(Bounding box entries)
====

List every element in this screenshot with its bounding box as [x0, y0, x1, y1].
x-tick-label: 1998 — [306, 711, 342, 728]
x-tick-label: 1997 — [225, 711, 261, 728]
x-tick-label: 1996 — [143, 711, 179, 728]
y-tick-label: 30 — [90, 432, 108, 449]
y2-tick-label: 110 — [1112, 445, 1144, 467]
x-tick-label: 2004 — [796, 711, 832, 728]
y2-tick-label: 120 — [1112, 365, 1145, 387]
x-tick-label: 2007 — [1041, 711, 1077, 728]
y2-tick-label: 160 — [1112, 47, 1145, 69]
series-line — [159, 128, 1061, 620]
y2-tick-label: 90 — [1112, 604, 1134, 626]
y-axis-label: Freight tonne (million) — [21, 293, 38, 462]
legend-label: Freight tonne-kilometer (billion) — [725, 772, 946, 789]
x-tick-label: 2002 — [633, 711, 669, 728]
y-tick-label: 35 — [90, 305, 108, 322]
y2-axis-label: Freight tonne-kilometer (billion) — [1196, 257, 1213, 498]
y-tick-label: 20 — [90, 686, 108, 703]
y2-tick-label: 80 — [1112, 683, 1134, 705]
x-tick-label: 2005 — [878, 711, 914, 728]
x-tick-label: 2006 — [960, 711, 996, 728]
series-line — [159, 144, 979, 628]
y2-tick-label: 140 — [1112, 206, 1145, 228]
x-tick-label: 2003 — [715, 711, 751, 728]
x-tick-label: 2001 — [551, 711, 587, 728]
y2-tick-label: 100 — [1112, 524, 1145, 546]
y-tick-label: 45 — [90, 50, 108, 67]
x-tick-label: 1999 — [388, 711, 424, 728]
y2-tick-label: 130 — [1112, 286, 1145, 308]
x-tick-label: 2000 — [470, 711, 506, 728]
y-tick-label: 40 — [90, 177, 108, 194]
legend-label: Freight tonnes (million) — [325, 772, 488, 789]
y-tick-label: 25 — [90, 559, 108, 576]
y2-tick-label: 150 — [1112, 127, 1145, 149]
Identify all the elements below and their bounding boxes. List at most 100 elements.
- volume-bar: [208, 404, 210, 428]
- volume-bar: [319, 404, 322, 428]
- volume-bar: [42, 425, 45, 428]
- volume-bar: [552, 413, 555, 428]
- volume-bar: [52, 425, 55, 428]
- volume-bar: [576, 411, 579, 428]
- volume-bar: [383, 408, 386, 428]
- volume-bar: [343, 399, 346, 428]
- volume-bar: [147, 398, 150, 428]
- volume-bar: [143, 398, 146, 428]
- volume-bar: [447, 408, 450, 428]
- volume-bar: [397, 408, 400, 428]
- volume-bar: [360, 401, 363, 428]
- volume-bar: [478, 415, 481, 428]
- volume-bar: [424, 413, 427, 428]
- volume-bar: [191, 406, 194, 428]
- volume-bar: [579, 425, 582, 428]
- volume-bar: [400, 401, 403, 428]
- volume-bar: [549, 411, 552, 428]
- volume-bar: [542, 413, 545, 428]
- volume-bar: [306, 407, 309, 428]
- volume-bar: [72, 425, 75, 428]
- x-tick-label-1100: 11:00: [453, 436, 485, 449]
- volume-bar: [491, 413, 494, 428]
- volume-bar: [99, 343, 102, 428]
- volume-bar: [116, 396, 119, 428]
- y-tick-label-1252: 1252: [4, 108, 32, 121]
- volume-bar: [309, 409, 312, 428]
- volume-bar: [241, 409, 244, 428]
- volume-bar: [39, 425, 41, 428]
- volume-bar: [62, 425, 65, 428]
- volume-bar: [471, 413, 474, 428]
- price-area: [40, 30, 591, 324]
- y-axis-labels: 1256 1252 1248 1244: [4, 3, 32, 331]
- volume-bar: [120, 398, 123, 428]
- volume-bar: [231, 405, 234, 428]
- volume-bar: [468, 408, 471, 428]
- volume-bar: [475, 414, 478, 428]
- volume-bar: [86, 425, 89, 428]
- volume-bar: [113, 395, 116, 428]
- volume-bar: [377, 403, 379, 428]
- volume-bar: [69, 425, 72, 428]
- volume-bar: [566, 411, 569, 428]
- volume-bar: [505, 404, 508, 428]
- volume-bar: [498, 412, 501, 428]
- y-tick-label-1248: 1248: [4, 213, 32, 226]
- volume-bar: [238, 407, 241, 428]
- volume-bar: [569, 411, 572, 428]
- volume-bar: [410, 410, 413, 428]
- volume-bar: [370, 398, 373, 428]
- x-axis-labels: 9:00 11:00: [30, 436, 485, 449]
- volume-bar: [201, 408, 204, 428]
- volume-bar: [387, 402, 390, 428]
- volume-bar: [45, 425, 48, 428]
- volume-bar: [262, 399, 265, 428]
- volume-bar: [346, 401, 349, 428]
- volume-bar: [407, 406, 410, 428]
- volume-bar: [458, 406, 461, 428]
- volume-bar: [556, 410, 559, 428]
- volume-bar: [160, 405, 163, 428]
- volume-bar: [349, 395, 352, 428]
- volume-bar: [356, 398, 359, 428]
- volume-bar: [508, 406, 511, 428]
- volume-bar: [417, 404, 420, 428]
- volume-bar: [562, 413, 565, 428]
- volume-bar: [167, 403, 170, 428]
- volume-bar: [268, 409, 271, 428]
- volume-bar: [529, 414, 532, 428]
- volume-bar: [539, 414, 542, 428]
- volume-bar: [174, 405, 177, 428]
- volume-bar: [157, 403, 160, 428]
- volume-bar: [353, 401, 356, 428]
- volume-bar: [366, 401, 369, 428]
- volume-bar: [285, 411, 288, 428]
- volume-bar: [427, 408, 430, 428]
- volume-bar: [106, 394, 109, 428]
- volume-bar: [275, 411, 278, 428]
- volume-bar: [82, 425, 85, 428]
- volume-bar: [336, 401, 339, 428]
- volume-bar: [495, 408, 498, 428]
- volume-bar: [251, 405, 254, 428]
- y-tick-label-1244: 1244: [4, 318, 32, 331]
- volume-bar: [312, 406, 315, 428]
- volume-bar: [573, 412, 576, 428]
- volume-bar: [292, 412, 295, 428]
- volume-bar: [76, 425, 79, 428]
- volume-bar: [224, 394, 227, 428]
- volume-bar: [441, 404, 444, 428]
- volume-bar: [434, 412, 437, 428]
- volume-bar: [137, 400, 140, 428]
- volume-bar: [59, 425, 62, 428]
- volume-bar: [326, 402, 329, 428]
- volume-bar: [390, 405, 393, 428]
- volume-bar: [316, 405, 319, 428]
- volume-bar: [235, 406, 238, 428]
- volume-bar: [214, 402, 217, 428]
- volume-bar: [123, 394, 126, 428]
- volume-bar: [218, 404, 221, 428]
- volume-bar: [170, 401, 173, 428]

====

EXERCISE DIRECTIONS
Reproduce every one of the records above verbatim, line by line, in their original order.

WORKED ANSWER
List every element in this screenshot with its bounding box as [x0, y0, x1, y1].
x-tick-label: 1998 — [306, 711, 342, 728]
x-tick-label: 1997 — [225, 711, 261, 728]
x-tick-label: 1996 — [143, 711, 179, 728]
y-tick-label: 30 — [90, 432, 108, 449]
y2-tick-label: 110 — [1112, 445, 1144, 467]
x-tick-label: 2004 — [796, 711, 832, 728]
y2-tick-label: 120 — [1112, 365, 1145, 387]
x-tick-label: 2007 — [1041, 711, 1077, 728]
y2-tick-label: 160 — [1112, 47, 1145, 69]
series-line — [159, 128, 1061, 620]
y2-tick-label: 90 — [1112, 604, 1134, 626]
y-axis-label: Freight tonne (million) — [21, 293, 38, 462]
legend-label: Freight tonne-kilometer (billion) — [725, 772, 946, 789]
x-tick-label: 2002 — [633, 711, 669, 728]
y-tick-label: 35 — [90, 305, 108, 322]
y2-axis-label: Freight tonne-kilometer (billion) — [1196, 257, 1213, 498]
y-tick-label: 20 — [90, 686, 108, 703]
y2-tick-label: 80 — [1112, 683, 1134, 705]
x-tick-label: 2005 — [878, 711, 914, 728]
x-tick-label: 2006 — [960, 711, 996, 728]
series-line — [159, 144, 979, 628]
y2-tick-label: 140 — [1112, 206, 1145, 228]
x-tick-label: 2003 — [715, 711, 751, 728]
x-tick-label: 2001 — [551, 711, 587, 728]
y2-tick-label: 100 — [1112, 524, 1145, 546]
y-tick-label: 45 — [90, 50, 108, 67]
x-tick-label: 1999 — [388, 711, 424, 728]
y2-tick-label: 130 — [1112, 286, 1145, 308]
x-tick-label: 2000 — [470, 711, 506, 728]
y-tick-label: 40 — [90, 177, 108, 194]
legend-label: Freight tonnes (million) — [325, 772, 488, 789]
y-tick-label: 25 — [90, 559, 108, 576]
y2-tick-label: 150 — [1112, 127, 1145, 149]
Identify all the elements below and their bounding boxes. List at most 100 elements.
- volume-bar: [208, 404, 210, 428]
- volume-bar: [319, 404, 322, 428]
- volume-bar: [42, 425, 45, 428]
- volume-bar: [552, 413, 555, 428]
- volume-bar: [52, 425, 55, 428]
- volume-bar: [576, 411, 579, 428]
- volume-bar: [383, 408, 386, 428]
- volume-bar: [343, 399, 346, 428]
- volume-bar: [147, 398, 150, 428]
- volume-bar: [143, 398, 146, 428]
- volume-bar: [447, 408, 450, 428]
- volume-bar: [397, 408, 400, 428]
- volume-bar: [360, 401, 363, 428]
- volume-bar: [478, 415, 481, 428]
- volume-bar: [424, 413, 427, 428]
- volume-bar: [191, 406, 194, 428]
- volume-bar: [579, 425, 582, 428]
- volume-bar: [400, 401, 403, 428]
- volume-bar: [549, 411, 552, 428]
- volume-bar: [542, 413, 545, 428]
- volume-bar: [306, 407, 309, 428]
- volume-bar: [72, 425, 75, 428]
- x-tick-label-1100: 11:00: [453, 436, 485, 449]
- volume-bar: [491, 413, 494, 428]
- volume-bar: [99, 343, 102, 428]
- volume-bar: [116, 396, 119, 428]
- y-tick-label-1252: 1252: [4, 108, 32, 121]
- volume-bar: [309, 409, 312, 428]
- volume-bar: [241, 409, 244, 428]
- volume-bar: [39, 425, 41, 428]
- volume-bar: [62, 425, 65, 428]
- volume-bar: [471, 413, 474, 428]
- price-area: [40, 30, 591, 324]
- y-axis-labels: 1256 1252 1248 1244: [4, 3, 32, 331]
- volume-bar: [120, 398, 123, 428]
- volume-bar: [231, 405, 234, 428]
- volume-bar: [468, 408, 471, 428]
- volume-bar: [475, 414, 478, 428]
- volume-bar: [86, 425, 89, 428]
- volume-bar: [113, 395, 116, 428]
- volume-bar: [377, 403, 379, 428]
- volume-bar: [69, 425, 72, 428]
- volume-bar: [566, 411, 569, 428]
- volume-bar: [505, 404, 508, 428]
- volume-bar: [498, 412, 501, 428]
- y-tick-label-1248: 1248: [4, 213, 32, 226]
- volume-bar: [238, 407, 241, 428]
- volume-bar: [569, 411, 572, 428]
- volume-bar: [410, 410, 413, 428]
- volume-bar: [370, 398, 373, 428]
- x-axis-labels: 9:00 11:00: [30, 436, 485, 449]
- volume-bar: [201, 408, 204, 428]
- volume-bar: [387, 402, 390, 428]
- volume-bar: [45, 425, 48, 428]
- volume-bar: [262, 399, 265, 428]
- volume-bar: [346, 401, 349, 428]
- volume-bar: [407, 406, 410, 428]
- volume-bar: [458, 406, 461, 428]
- volume-bar: [556, 410, 559, 428]
- volume-bar: [160, 405, 163, 428]
- volume-bar: [349, 395, 352, 428]
- volume-bar: [356, 398, 359, 428]
- volume-bar: [508, 406, 511, 428]
- volume-bar: [417, 404, 420, 428]
- volume-bar: [562, 413, 565, 428]
- volume-bar: [167, 403, 170, 428]
- volume-bar: [268, 409, 271, 428]
- volume-bar: [529, 414, 532, 428]
- volume-bar: [539, 414, 542, 428]
- volume-bar: [174, 405, 177, 428]
- volume-bar: [157, 403, 160, 428]
- volume-bar: [353, 401, 356, 428]
- volume-bar: [366, 401, 369, 428]
- volume-bar: [285, 411, 288, 428]
- volume-bar: [427, 408, 430, 428]
- volume-bar: [106, 394, 109, 428]
- volume-bar: [275, 411, 278, 428]
- volume-bar: [82, 425, 85, 428]
- volume-bar: [336, 401, 339, 428]
- volume-bar: [495, 408, 498, 428]
- volume-bar: [251, 405, 254, 428]
- y-tick-label-1244: 1244: [4, 318, 32, 331]
- volume-bar: [312, 406, 315, 428]
- volume-bar: [573, 412, 576, 428]
- volume-bar: [292, 412, 295, 428]
- volume-bar: [76, 425, 79, 428]
- volume-bar: [224, 394, 227, 428]
- volume-bar: [441, 404, 444, 428]
- volume-bar: [434, 412, 437, 428]
- volume-bar: [137, 400, 140, 428]
- volume-bar: [59, 425, 62, 428]
- volume-bar: [326, 402, 329, 428]
- volume-bar: [390, 405, 393, 428]
- volume-bar: [316, 405, 319, 428]
- volume-bar: [235, 406, 238, 428]
- volume-bar: [214, 402, 217, 428]
- volume-bar: [123, 394, 126, 428]
- volume-bar: [218, 404, 221, 428]
- volume-bar: [170, 401, 173, 428]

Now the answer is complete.